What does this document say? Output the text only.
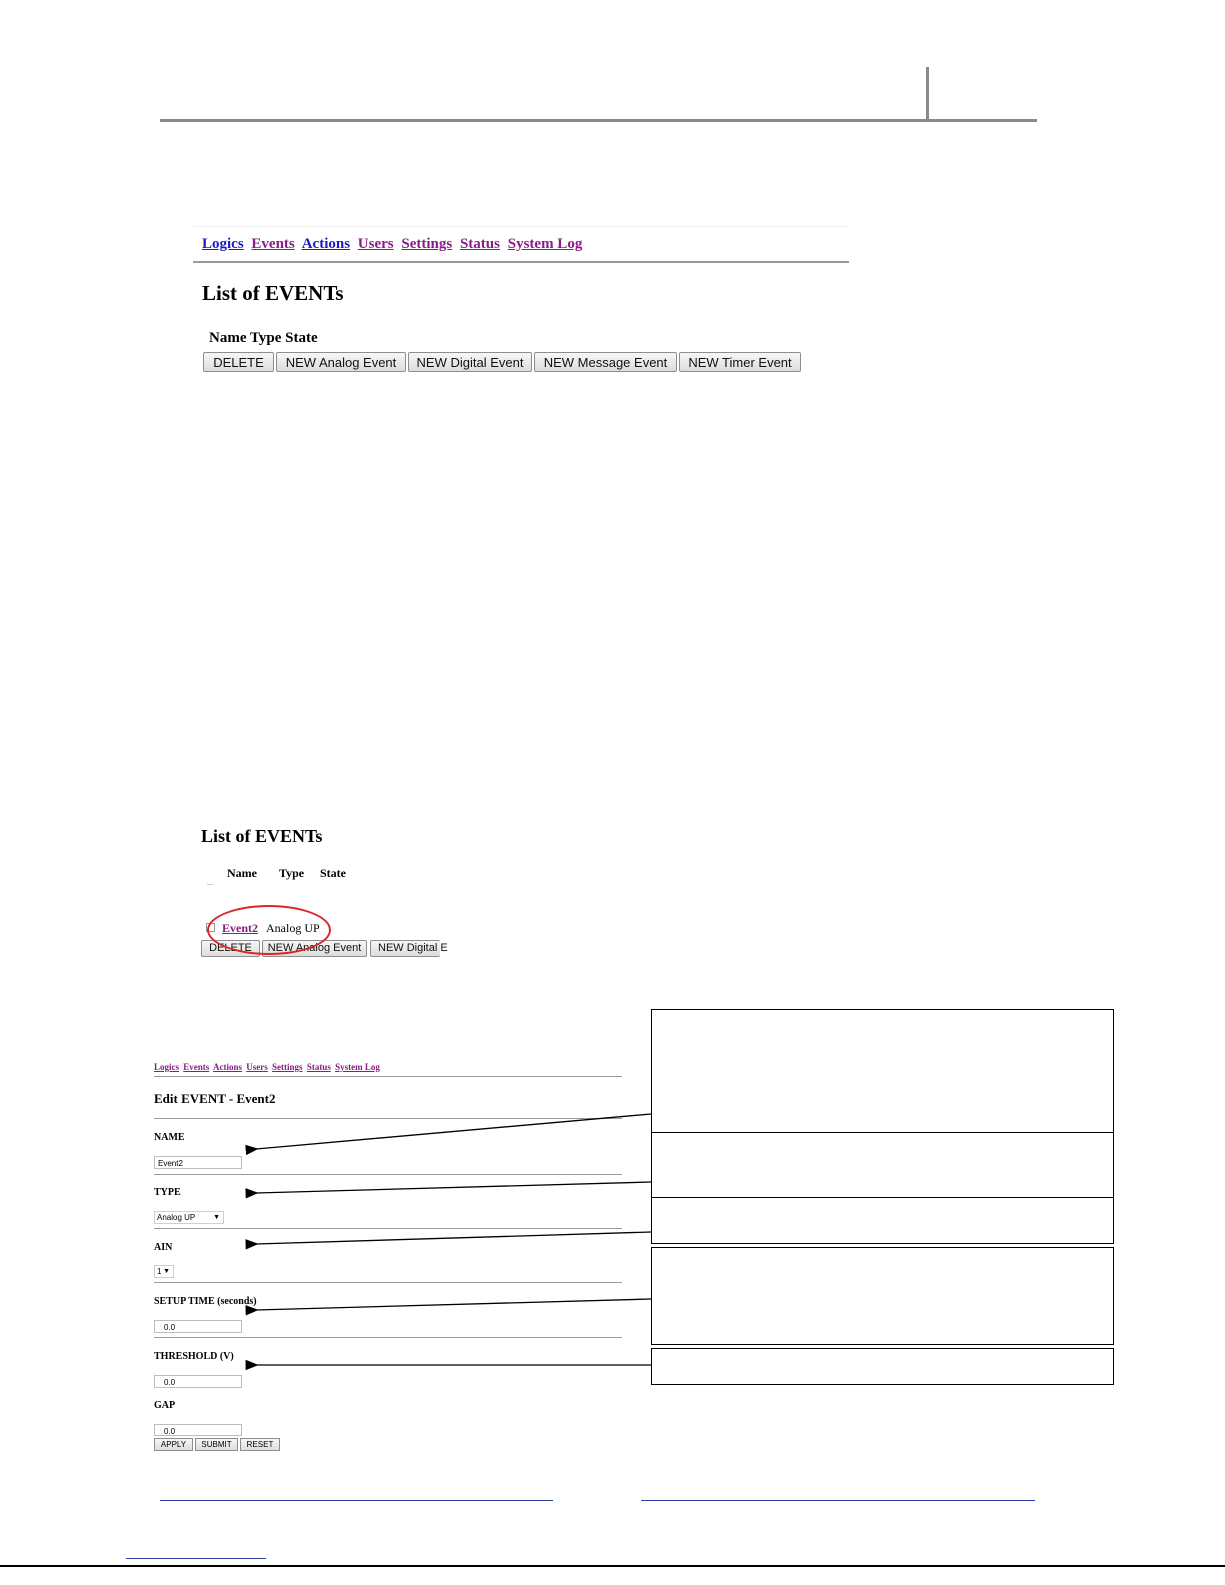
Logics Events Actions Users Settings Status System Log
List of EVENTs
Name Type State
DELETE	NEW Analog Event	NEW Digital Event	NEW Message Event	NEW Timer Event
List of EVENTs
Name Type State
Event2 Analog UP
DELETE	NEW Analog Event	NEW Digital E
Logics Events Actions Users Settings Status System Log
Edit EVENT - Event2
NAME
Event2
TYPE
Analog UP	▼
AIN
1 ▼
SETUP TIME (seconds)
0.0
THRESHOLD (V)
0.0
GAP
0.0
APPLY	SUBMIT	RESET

══════════

OBJECTIVE: The listing above must be printed again exactly, minus its pictures.

SOLVED PROBLEM:
What does this document say? Output the text only.
Logics Events Actions Users Settings Status System Log
List of EVENTs
Name Type State
DELETE	NEW Analog Event	NEW Digital Event	NEW Message Event	NEW Timer Event
List of EVENTs
Name Type State
Event2 Analog UP
DELETE	NEW Analog Event	NEW Digital E
Logics Events Actions Users Settings Status System Log
Edit EVENT - Event2
NAME
Event2
TYPE
Analog UP	▼
AIN
1 ▼
SETUP TIME (seconds)
0.0
THRESHOLD (V)
0.0
GAP
0.0
APPLY	SUBMIT	RESET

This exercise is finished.